**AIM**
Exactly repeat the full listing that follows.

______

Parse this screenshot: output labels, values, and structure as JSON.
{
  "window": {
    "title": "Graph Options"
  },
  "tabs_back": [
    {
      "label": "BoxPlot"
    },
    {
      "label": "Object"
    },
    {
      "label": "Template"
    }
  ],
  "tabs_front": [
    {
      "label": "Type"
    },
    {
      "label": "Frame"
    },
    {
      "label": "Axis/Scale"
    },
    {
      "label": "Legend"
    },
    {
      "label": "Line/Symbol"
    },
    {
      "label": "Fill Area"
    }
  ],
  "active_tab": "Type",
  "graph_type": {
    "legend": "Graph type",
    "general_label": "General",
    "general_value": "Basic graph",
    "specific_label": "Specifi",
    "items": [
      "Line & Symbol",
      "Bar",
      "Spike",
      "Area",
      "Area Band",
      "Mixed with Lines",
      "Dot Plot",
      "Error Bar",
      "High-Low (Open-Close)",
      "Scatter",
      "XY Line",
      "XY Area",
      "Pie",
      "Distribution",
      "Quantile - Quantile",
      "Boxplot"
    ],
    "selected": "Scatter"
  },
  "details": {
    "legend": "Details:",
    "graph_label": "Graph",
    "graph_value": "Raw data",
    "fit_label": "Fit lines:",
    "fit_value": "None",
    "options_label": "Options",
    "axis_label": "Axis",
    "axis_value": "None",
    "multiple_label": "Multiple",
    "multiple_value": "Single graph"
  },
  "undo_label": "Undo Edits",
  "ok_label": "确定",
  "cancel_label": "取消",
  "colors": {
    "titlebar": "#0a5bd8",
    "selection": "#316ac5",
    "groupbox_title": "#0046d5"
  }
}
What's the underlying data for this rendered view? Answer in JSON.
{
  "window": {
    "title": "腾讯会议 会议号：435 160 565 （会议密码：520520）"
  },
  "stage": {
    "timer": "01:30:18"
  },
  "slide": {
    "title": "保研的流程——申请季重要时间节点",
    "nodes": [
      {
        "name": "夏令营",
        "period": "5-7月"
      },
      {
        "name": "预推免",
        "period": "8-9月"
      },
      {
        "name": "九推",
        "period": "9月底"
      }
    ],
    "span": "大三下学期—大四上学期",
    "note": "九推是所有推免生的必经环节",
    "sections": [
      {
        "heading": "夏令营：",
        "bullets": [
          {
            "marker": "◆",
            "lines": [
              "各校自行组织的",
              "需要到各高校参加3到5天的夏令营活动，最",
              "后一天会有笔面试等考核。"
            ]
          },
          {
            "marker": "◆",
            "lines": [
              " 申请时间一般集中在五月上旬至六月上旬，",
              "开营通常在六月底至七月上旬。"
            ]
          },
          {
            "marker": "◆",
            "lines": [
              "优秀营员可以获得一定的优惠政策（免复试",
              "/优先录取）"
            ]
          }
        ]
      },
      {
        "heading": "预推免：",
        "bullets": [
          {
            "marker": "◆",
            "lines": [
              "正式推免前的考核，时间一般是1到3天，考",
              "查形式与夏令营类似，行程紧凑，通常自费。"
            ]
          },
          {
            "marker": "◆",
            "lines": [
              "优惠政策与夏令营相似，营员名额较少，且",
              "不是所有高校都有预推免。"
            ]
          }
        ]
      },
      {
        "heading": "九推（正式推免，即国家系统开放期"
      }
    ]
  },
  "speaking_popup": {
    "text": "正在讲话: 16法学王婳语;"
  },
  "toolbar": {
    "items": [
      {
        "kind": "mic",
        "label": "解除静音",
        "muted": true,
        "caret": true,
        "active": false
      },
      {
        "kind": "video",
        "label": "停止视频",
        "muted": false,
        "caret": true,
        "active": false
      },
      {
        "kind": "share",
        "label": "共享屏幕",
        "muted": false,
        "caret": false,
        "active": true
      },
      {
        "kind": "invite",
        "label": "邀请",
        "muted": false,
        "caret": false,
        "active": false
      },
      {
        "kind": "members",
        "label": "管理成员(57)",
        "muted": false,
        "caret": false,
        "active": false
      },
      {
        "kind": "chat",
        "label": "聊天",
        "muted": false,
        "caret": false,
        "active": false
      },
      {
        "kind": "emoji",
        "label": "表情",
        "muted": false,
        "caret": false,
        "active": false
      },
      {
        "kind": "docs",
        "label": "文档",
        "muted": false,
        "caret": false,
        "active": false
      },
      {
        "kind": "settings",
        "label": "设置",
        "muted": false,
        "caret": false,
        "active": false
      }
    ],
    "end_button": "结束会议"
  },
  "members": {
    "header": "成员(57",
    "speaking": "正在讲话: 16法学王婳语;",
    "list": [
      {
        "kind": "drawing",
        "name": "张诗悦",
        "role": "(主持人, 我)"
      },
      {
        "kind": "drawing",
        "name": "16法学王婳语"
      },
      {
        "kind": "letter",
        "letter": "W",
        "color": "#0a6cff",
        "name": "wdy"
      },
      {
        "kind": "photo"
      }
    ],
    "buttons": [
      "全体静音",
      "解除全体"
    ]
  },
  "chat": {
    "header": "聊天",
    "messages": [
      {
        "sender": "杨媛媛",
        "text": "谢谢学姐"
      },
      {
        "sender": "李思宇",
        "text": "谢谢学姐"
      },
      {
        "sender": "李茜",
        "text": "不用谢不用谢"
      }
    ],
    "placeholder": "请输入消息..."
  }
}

______

**SOLUTION**
Parse this screenshot: output labels, values, and structure as JSON.
{
  "window": {
    "title": "Graph Options"
  },
  "tabs_back": [
    {
      "label": "BoxPlot"
    },
    {
      "label": "Object"
    },
    {
      "label": "Template"
    }
  ],
  "tabs_front": [
    {
      "label": "Type"
    },
    {
      "label": "Frame"
    },
    {
      "label": "Axis/Scale"
    },
    {
      "label": "Legend"
    },
    {
      "label": "Line/Symbol"
    },
    {
      "label": "Fill Area"
    }
  ],
  "active_tab": "Type",
  "graph_type": {
    "legend": "Graph type",
    "general_label": "General",
    "general_value": "Basic graph",
    "specific_label": "Specifi",
    "items": [
      "Line & Symbol",
      "Bar",
      "Spike",
      "Area",
      "Area Band",
      "Mixed with Lines",
      "Dot Plot",
      "Error Bar",
      "High-Low (Open-Close)",
      "Scatter",
      "XY Line",
      "XY Area",
      "Pie",
      "Distribution",
      "Quantile - Quantile",
      "Boxplot"
    ],
    "selected": "Scatter"
  },
  "details": {
    "legend": "Details:",
    "graph_label": "Graph",
    "graph_value": "Raw data",
    "fit_label": "Fit lines:",
    "fit_value": "None",
    "options_label": "Options",
    "axis_label": "Axis",
    "axis_value": "None",
    "multiple_label": "Multiple",
    "multiple_value": "Single graph"
  },
  "undo_label": "Undo Edits",
  "ok_label": "确定",
  "cancel_label": "取消",
  "colors": {
    "titlebar": "#0a5bd8",
    "selection": "#316ac5",
    "groupbox_title": "#0046d5"
  }
}
What's the underlying data for this rendered view? Answer in JSON.
{
  "window": {
    "title": "腾讯会议 会议号：435 160 565 （会议密码：520520）"
  },
  "stage": {
    "timer": "01:30:18"
  },
  "slide": {
    "title": "保研的流程——申请季重要时间节点",
    "nodes": [
      {
        "name": "夏令营",
        "period": "5-7月"
      },
      {
        "name": "预推免",
        "period": "8-9月"
      },
      {
        "name": "九推",
        "period": "9月底"
      }
    ],
    "span": "大三下学期—大四上学期",
    "note": "九推是所有推免生的必经环节",
    "sections": [
      {
        "heading": "夏令营：",
        "bullets": [
          {
            "marker": "◆",
            "lines": [
              "各校自行组织的",
              "需要到各高校参加3到5天的夏令营活动，最",
              "后一天会有笔面试等考核。"
            ]
          },
          {
            "marker": "◆",
            "lines": [
              " 申请时间一般集中在五月上旬至六月上旬，",
              "开营通常在六月底至七月上旬。"
            ]
          },
          {
            "marker": "◆",
            "lines": [
              "优秀营员可以获得一定的优惠政策（免复试",
              "/优先录取）"
            ]
          }
        ]
      },
      {
        "heading": "预推免：",
        "bullets": [
          {
            "marker": "◆",
            "lines": [
              "正式推免前的考核，时间一般是1到3天，考",
              "查形式与夏令营类似，行程紧凑，通常自费。"
            ]
          },
          {
            "marker": "◆",
            "lines": [
              "优惠政策与夏令营相似，营员名额较少，且",
              "不是所有高校都有预推免。"
            ]
          }
        ]
      },
      {
        "heading": "九推（正式推免，即国家系统开放期"
      }
    ]
  },
  "speaking_popup": {
    "text": "正在讲话: 16法学王婳语;"
  },
  "toolbar": {
    "items": [
      {
        "kind": "mic",
        "label": "解除静音",
        "muted": true,
        "caret": true,
        "active": false
      },
      {
        "kind": "video",
        "label": "停止视频",
        "muted": false,
        "caret": true,
        "active": false
      },
      {
        "kind": "share",
        "label": "共享屏幕",
        "muted": false,
        "caret": false,
        "active": true
      },
      {
        "kind": "invite",
        "label": "邀请",
        "muted": false,
        "caret": false,
        "active": false
      },
      {
        "kind": "members",
        "label": "管理成员(57)",
        "muted": false,
        "caret": false,
        "active": false
      },
      {
        "kind": "chat",
        "label": "聊天",
        "muted": false,
        "caret": false,
        "active": false
      },
      {
        "kind": "emoji",
        "label": "表情",
        "muted": false,
        "caret": false,
        "active": false
      },
      {
        "kind": "docs",
        "label": "文档",
        "muted": false,
        "caret": false,
        "active": false
      },
      {
        "kind": "settings",
        "label": "设置",
        "muted": false,
        "caret": false,
        "active": false
      }
    ],
    "end_button": "结束会议"
  },
  "members": {
    "header": "成员(57",
    "speaking": "正在讲话: 16法学王婳语;",
    "list": [
      {
        "kind": "drawing",
        "name": "张诗悦",
        "role": "(主持人, 我)"
      },
      {
        "kind": "drawing",
        "name": "16法学王婳语"
      },
      {
        "kind": "letter",
        "letter": "W",
        "color": "#0a6cff",
        "name": "wdy"
      },
      {
        "kind": "photo"
      }
    ],
    "buttons": [
      "全体静音",
      "解除全体"
    ]
  },
  "chat": {
    "header": "聊天",
    "messages": [
      {
        "sender": "杨媛媛",
        "text": "谢谢学姐"
      },
      {
        "sender": "李思宇",
        "text": "谢谢学姐"
      },
      {
        "sender": "李茜",
        "text": "不用谢不用谢"
      }
    ],
    "placeholder": "请输入消息..."
  }
}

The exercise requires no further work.